### PROBLEM STATEMENT
Your task is to output the data exactly as it stands.

### INPUT
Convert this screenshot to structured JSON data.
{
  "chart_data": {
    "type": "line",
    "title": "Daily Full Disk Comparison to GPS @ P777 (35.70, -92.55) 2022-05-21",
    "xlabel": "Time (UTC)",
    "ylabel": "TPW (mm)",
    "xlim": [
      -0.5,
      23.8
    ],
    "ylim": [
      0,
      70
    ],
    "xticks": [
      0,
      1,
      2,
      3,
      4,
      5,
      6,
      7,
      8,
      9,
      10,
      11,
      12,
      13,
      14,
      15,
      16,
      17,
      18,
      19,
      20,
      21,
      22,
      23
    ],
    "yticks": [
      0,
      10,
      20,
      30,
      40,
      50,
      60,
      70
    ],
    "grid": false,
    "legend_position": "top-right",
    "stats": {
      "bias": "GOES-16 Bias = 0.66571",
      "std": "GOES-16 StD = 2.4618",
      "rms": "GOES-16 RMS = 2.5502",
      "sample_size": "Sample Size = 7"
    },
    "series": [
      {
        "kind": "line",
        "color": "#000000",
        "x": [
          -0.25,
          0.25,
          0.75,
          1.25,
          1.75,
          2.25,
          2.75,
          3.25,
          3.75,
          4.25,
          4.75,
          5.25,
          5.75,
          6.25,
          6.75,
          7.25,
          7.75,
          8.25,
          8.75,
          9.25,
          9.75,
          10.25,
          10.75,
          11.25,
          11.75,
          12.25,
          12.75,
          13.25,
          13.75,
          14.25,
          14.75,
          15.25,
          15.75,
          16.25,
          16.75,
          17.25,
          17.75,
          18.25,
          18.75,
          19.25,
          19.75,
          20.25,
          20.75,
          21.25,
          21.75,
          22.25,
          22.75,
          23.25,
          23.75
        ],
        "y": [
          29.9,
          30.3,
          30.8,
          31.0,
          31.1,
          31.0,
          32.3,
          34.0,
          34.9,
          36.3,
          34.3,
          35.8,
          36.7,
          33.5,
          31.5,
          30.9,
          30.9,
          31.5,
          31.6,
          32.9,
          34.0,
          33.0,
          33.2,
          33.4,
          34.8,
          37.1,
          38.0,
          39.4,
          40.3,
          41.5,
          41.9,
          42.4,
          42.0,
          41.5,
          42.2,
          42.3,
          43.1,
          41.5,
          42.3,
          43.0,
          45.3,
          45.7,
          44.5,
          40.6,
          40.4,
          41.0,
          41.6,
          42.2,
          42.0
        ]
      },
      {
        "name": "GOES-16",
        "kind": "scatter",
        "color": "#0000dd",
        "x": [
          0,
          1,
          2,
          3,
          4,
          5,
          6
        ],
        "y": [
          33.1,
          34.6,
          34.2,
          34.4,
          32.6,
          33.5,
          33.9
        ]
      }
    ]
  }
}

### EXERCISE OUTPUT
Convert this screenshot to structured JSON data.
{
  "chart_data": {
    "type": "line",
    "title": "Daily Full Disk Comparison to GPS @ P777 (35.70, -92.55) 2022-05-21",
    "xlabel": "Time (UTC)",
    "ylabel": "TPW (mm)",
    "xlim": [
      -0.5,
      23.8
    ],
    "ylim": [
      0,
      70
    ],
    "xticks": [
      0,
      1,
      2,
      3,
      4,
      5,
      6,
      7,
      8,
      9,
      10,
      11,
      12,
      13,
      14,
      15,
      16,
      17,
      18,
      19,
      20,
      21,
      22,
      23
    ],
    "yticks": [
      0,
      10,
      20,
      30,
      40,
      50,
      60,
      70
    ],
    "grid": false,
    "legend_position": "top-right",
    "stats": {
      "bias": "GOES-16 Bias = 0.66571",
      "std": "GOES-16 StD = 2.4618",
      "rms": "GOES-16 RMS = 2.5502",
      "sample_size": "Sample Size = 7"
    },
    "series": [
      {
        "kind": "line",
        "color": "#000000",
        "x": [
          -0.25,
          0.25,
          0.75,
          1.25,
          1.75,
          2.25,
          2.75,
          3.25,
          3.75,
          4.25,
          4.75,
          5.25,
          5.75,
          6.25,
          6.75,
          7.25,
          7.75,
          8.25,
          8.75,
          9.25,
          9.75,
          10.25,
          10.75,
          11.25,
          11.75,
          12.25,
          12.75,
          13.25,
          13.75,
          14.25,
          14.75,
          15.25,
          15.75,
          16.25,
          16.75,
          17.25,
          17.75,
          18.25,
          18.75,
          19.25,
          19.75,
          20.25,
          20.75,
          21.25,
          21.75,
          22.25,
          22.75,
          23.25,
          23.75
        ],
        "y": [
          29.9,
          30.3,
          30.8,
          31.0,
          31.1,
          31.0,
          32.3,
          34.0,
          34.9,
          36.3,
          34.3,
          35.8,
          36.7,
          33.5,
          31.5,
          30.9,
          30.9,
          31.5,
          31.6,
          32.9,
          34.0,
          33.0,
          33.2,
          33.4,
          34.8,
          37.1,
          38.0,
          39.4,
          40.3,
          41.5,
          41.9,
          42.4,
          42.0,
          41.5,
          42.2,
          42.3,
          43.1,
          41.5,
          42.3,
          43.0,
          45.3,
          45.7,
          44.5,
          40.6,
          40.4,
          41.0,
          41.6,
          42.2,
          42.0
        ]
      },
      {
        "name": "GOES-16",
        "kind": "scatter",
        "color": "#0000dd",
        "x": [
          0,
          1,
          2,
          3,
          4,
          5,
          6
        ],
        "y": [
          33.1,
          34.6,
          34.2,
          34.4,
          32.6,
          33.5,
          33.9
        ]
      }
    ]
  }
}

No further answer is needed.